Data entries for graphics:
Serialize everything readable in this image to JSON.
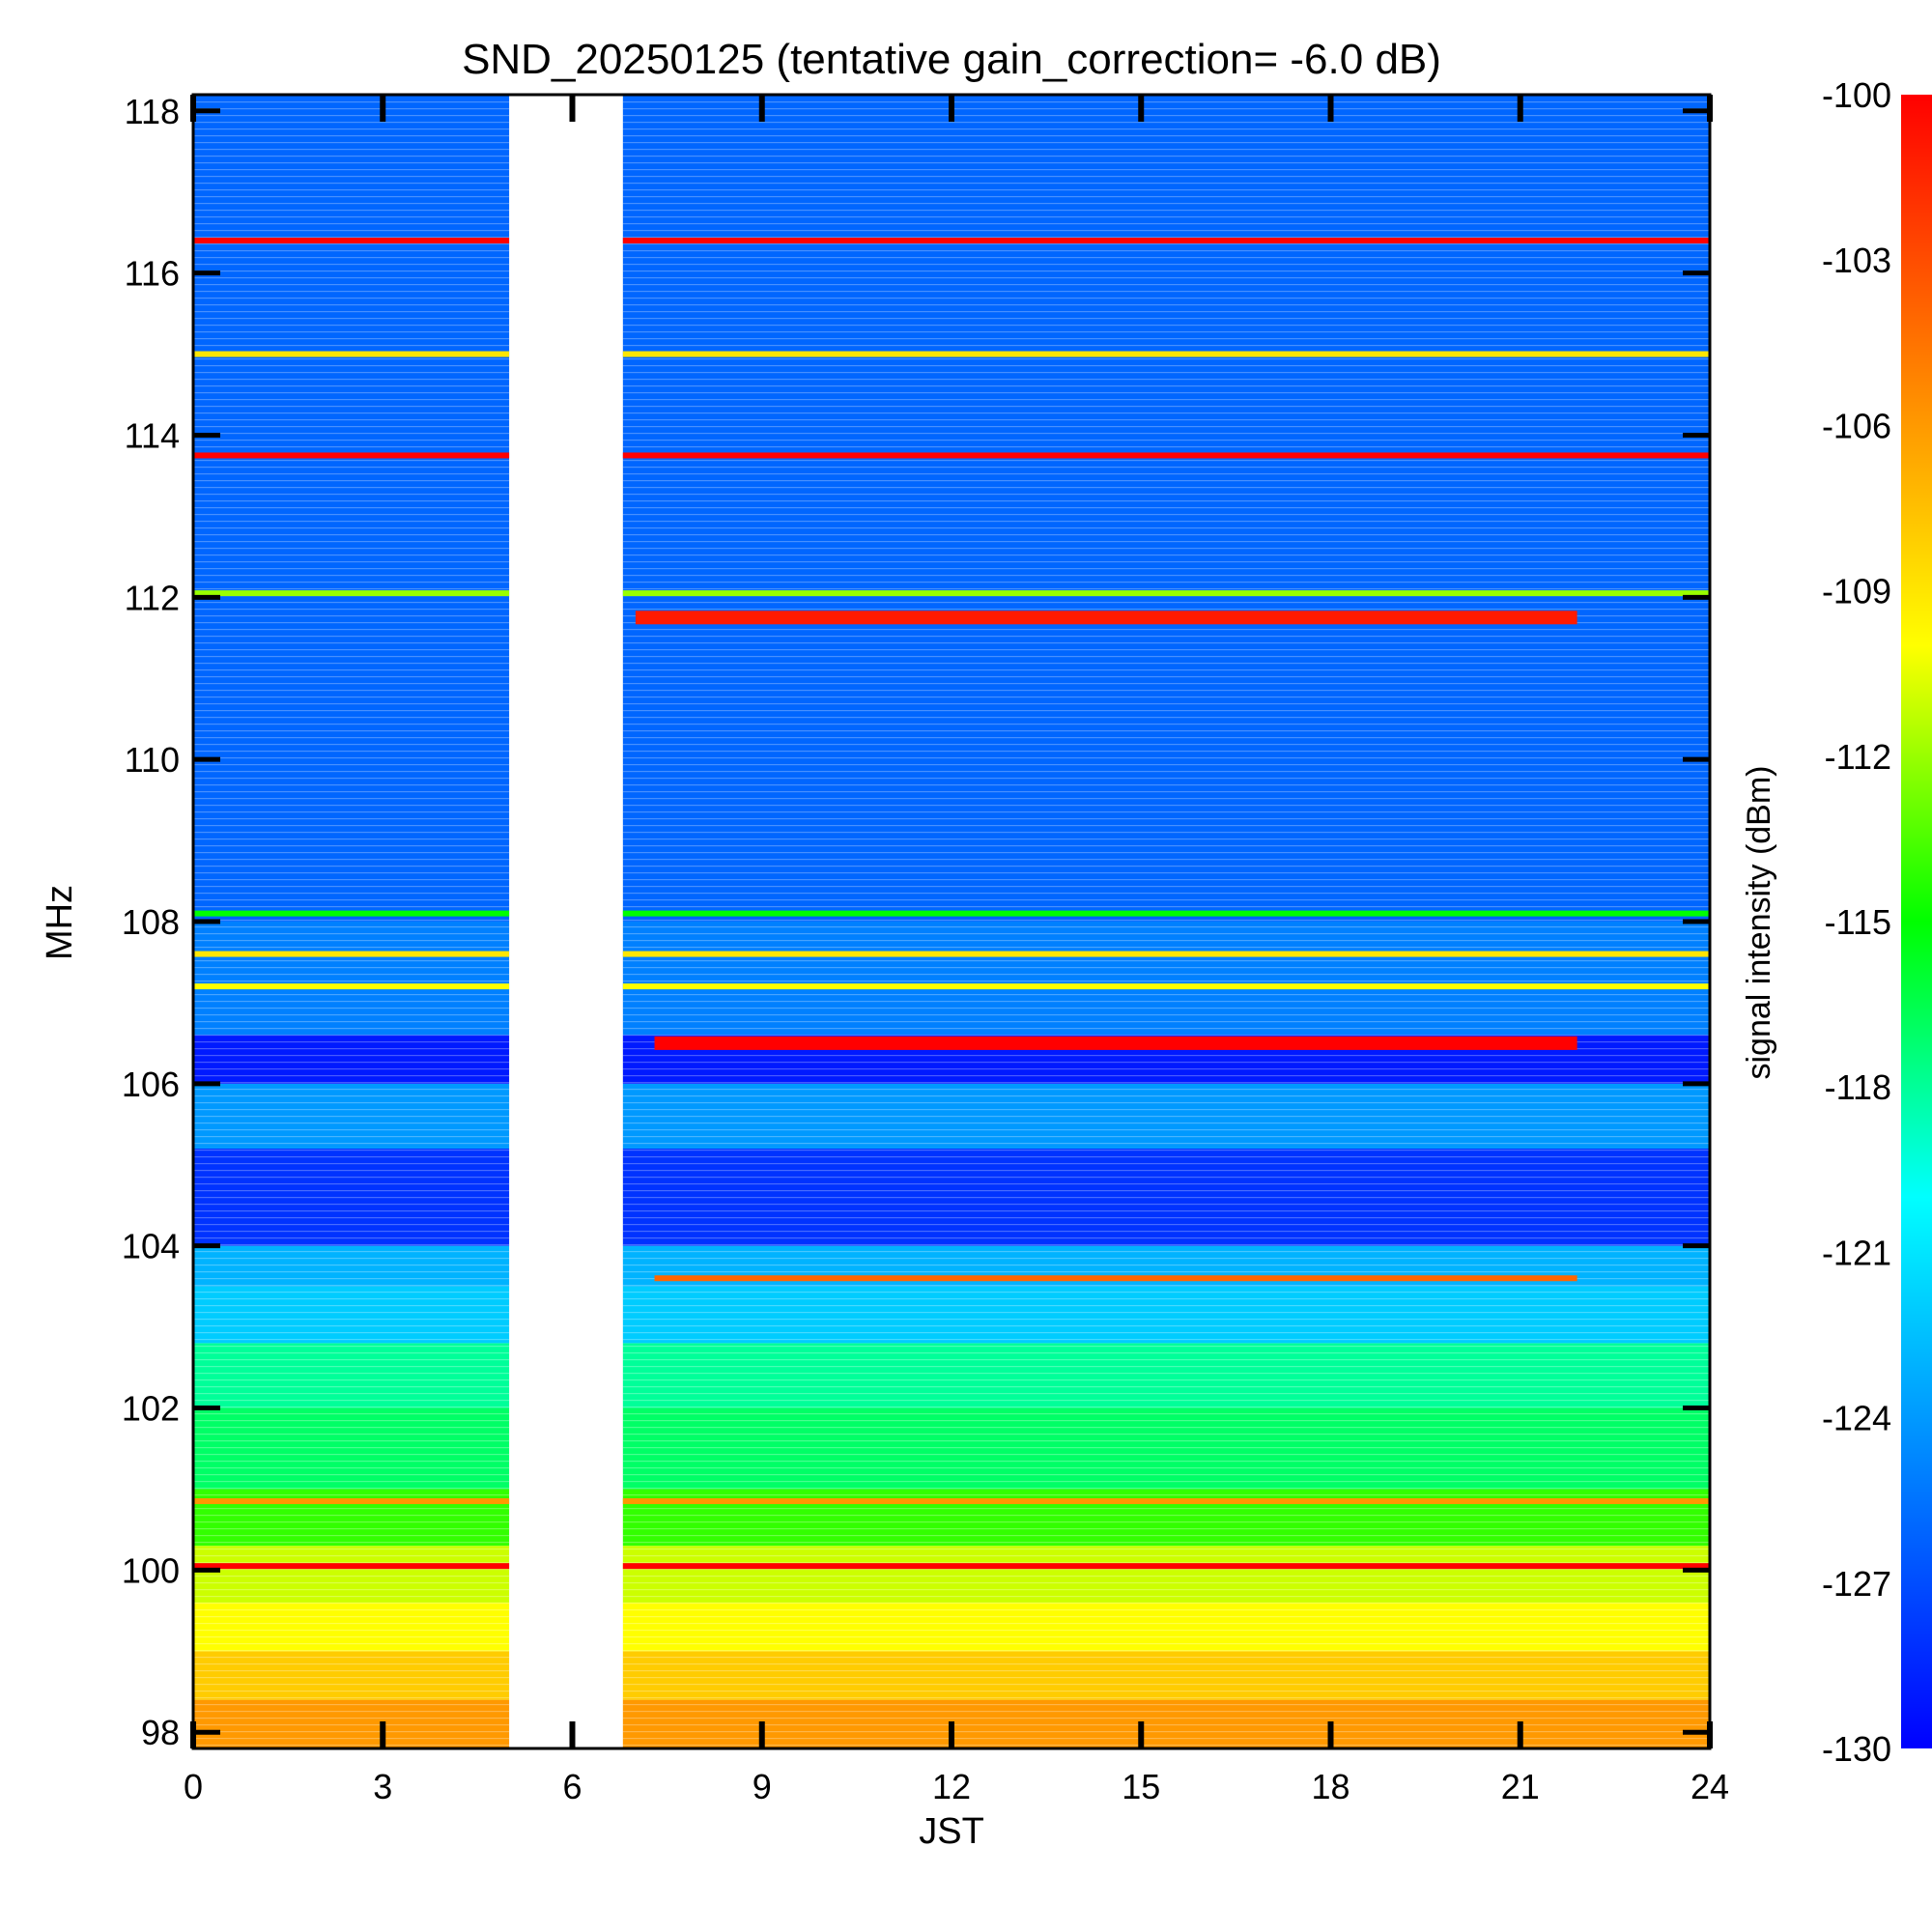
{
  "chart_data": {
    "type": "heatmap",
    "title": "SND_20250125 (tentative gain_correction= -6.0 dB)",
    "xlabel": "JST",
    "ylabel": "MHz",
    "colorbar_label": "signal intensity (dBm)",
    "xlim": [
      0,
      24
    ],
    "ylim": [
      97.8,
      118.2
    ],
    "x_ticks": [
      "0",
      "3",
      "6",
      "9",
      "12",
      "15",
      "18",
      "21",
      "24"
    ],
    "y_ticks": [
      "98",
      "100",
      "102",
      "104",
      "106",
      "108",
      "110",
      "112",
      "114",
      "116",
      "118"
    ],
    "colorbar_range": [
      -130,
      -100
    ],
    "colorbar_ticks": [
      "-100",
      "-103",
      "-106",
      "-109",
      "-112",
      "-115",
      "-118",
      "-121",
      "-124",
      "-127",
      "-130"
    ],
    "colormap": [
      "#0000ff",
      "#0080ff",
      "#00ffff",
      "#00ff00",
      "#ffff00",
      "#ff8000",
      "#ff0000"
    ],
    "data_gap_jst": [
      5.0,
      6.8
    ],
    "background_intensity_by_band": [
      {
        "mhz": [
          97.8,
          98.4
        ],
        "dbm": -106
      },
      {
        "mhz": [
          98.4,
          99.0
        ],
        "dbm": -108
      },
      {
        "mhz": [
          99.0,
          99.6
        ],
        "dbm": -110
      },
      {
        "mhz": [
          99.6,
          100.3
        ],
        "dbm": -111
      },
      {
        "mhz": [
          100.3,
          101.0
        ],
        "dbm": -114
      },
      {
        "mhz": [
          101.0,
          102.0
        ],
        "dbm": -117
      },
      {
        "mhz": [
          102.0,
          102.8
        ],
        "dbm": -118
      },
      {
        "mhz": [
          102.8,
          103.5
        ],
        "dbm": -122
      },
      {
        "mhz": [
          103.5,
          104.0
        ],
        "dbm": -123
      },
      {
        "mhz": [
          104.0,
          105.2
        ],
        "dbm": -128
      },
      {
        "mhz": [
          105.2,
          106.0
        ],
        "dbm": -124
      },
      {
        "mhz": [
          106.0,
          106.6
        ],
        "dbm": -129
      },
      {
        "mhz": [
          106.6,
          108.0
        ],
        "dbm": -125
      },
      {
        "mhz": [
          108.0,
          118.2
        ],
        "dbm": -126
      }
    ],
    "signals": [
      {
        "mhz": 116.4,
        "dbm": -100,
        "jst": [
          0,
          24
        ]
      },
      {
        "mhz": 115.0,
        "dbm": -109,
        "jst": [
          0,
          24
        ]
      },
      {
        "mhz": 113.75,
        "dbm": -100,
        "jst": [
          0,
          24
        ]
      },
      {
        "mhz": 112.05,
        "dbm": -112,
        "jst": [
          0,
          24
        ]
      },
      {
        "mhz": 111.75,
        "dbm": -101,
        "jst": [
          7,
          21.9
        ]
      },
      {
        "mhz": 108.1,
        "dbm": -115,
        "jst": [
          0,
          24
        ]
      },
      {
        "mhz": 107.6,
        "dbm": -109,
        "jst": [
          0,
          24
        ]
      },
      {
        "mhz": 107.2,
        "dbm": -110,
        "jst": [
          0,
          24
        ]
      },
      {
        "mhz": 106.5,
        "dbm": -100,
        "jst": [
          7.3,
          21.9
        ]
      },
      {
        "mhz": 103.6,
        "dbm": -104,
        "jst": [
          7.3,
          21.9
        ]
      },
      {
        "mhz": 100.85,
        "dbm": -106,
        "jst": [
          0,
          24
        ]
      },
      {
        "mhz": 100.05,
        "dbm": -100,
        "jst": [
          0,
          24
        ]
      }
    ]
  }
}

Given problem = Repeat the lines above exactly, and keep every picture out.

Result for this task =
Serialize everything readable in this image to JSON.
{
  "chart_data": {
    "type": "heatmap",
    "title": "SND_20250125 (tentative gain_correction= -6.0 dB)",
    "xlabel": "JST",
    "ylabel": "MHz",
    "colorbar_label": "signal intensity (dBm)",
    "xlim": [
      0,
      24
    ],
    "ylim": [
      97.8,
      118.2
    ],
    "x_ticks": [
      "0",
      "3",
      "6",
      "9",
      "12",
      "15",
      "18",
      "21",
      "24"
    ],
    "y_ticks": [
      "98",
      "100",
      "102",
      "104",
      "106",
      "108",
      "110",
      "112",
      "114",
      "116",
      "118"
    ],
    "colorbar_range": [
      -130,
      -100
    ],
    "colorbar_ticks": [
      "-100",
      "-103",
      "-106",
      "-109",
      "-112",
      "-115",
      "-118",
      "-121",
      "-124",
      "-127",
      "-130"
    ],
    "colormap": [
      "#0000ff",
      "#0080ff",
      "#00ffff",
      "#00ff00",
      "#ffff00",
      "#ff8000",
      "#ff0000"
    ],
    "data_gap_jst": [
      5.0,
      6.8
    ],
    "background_intensity_by_band": [
      {
        "mhz": [
          97.8,
          98.4
        ],
        "dbm": -106
      },
      {
        "mhz": [
          98.4,
          99.0
        ],
        "dbm": -108
      },
      {
        "mhz": [
          99.0,
          99.6
        ],
        "dbm": -110
      },
      {
        "mhz": [
          99.6,
          100.3
        ],
        "dbm": -111
      },
      {
        "mhz": [
          100.3,
          101.0
        ],
        "dbm": -114
      },
      {
        "mhz": [
          101.0,
          102.0
        ],
        "dbm": -117
      },
      {
        "mhz": [
          102.0,
          102.8
        ],
        "dbm": -118
      },
      {
        "mhz": [
          102.8,
          103.5
        ],
        "dbm": -122
      },
      {
        "mhz": [
          103.5,
          104.0
        ],
        "dbm": -123
      },
      {
        "mhz": [
          104.0,
          105.2
        ],
        "dbm": -128
      },
      {
        "mhz": [
          105.2,
          106.0
        ],
        "dbm": -124
      },
      {
        "mhz": [
          106.0,
          106.6
        ],
        "dbm": -129
      },
      {
        "mhz": [
          106.6,
          108.0
        ],
        "dbm": -125
      },
      {
        "mhz": [
          108.0,
          118.2
        ],
        "dbm": -126
      }
    ],
    "signals": [
      {
        "mhz": 116.4,
        "dbm": -100,
        "jst": [
          0,
          24
        ]
      },
      {
        "mhz": 115.0,
        "dbm": -109,
        "jst": [
          0,
          24
        ]
      },
      {
        "mhz": 113.75,
        "dbm": -100,
        "jst": [
          0,
          24
        ]
      },
      {
        "mhz": 112.05,
        "dbm": -112,
        "jst": [
          0,
          24
        ]
      },
      {
        "mhz": 111.75,
        "dbm": -101,
        "jst": [
          7,
          21.9
        ]
      },
      {
        "mhz": 108.1,
        "dbm": -115,
        "jst": [
          0,
          24
        ]
      },
      {
        "mhz": 107.6,
        "dbm": -109,
        "jst": [
          0,
          24
        ]
      },
      {
        "mhz": 107.2,
        "dbm": -110,
        "jst": [
          0,
          24
        ]
      },
      {
        "mhz": 106.5,
        "dbm": -100,
        "jst": [
          7.3,
          21.9
        ]
      },
      {
        "mhz": 103.6,
        "dbm": -104,
        "jst": [
          7.3,
          21.9
        ]
      },
      {
        "mhz": 100.85,
        "dbm": -106,
        "jst": [
          0,
          24
        ]
      },
      {
        "mhz": 100.05,
        "dbm": -100,
        "jst": [
          0,
          24
        ]
      }
    ]
  }
}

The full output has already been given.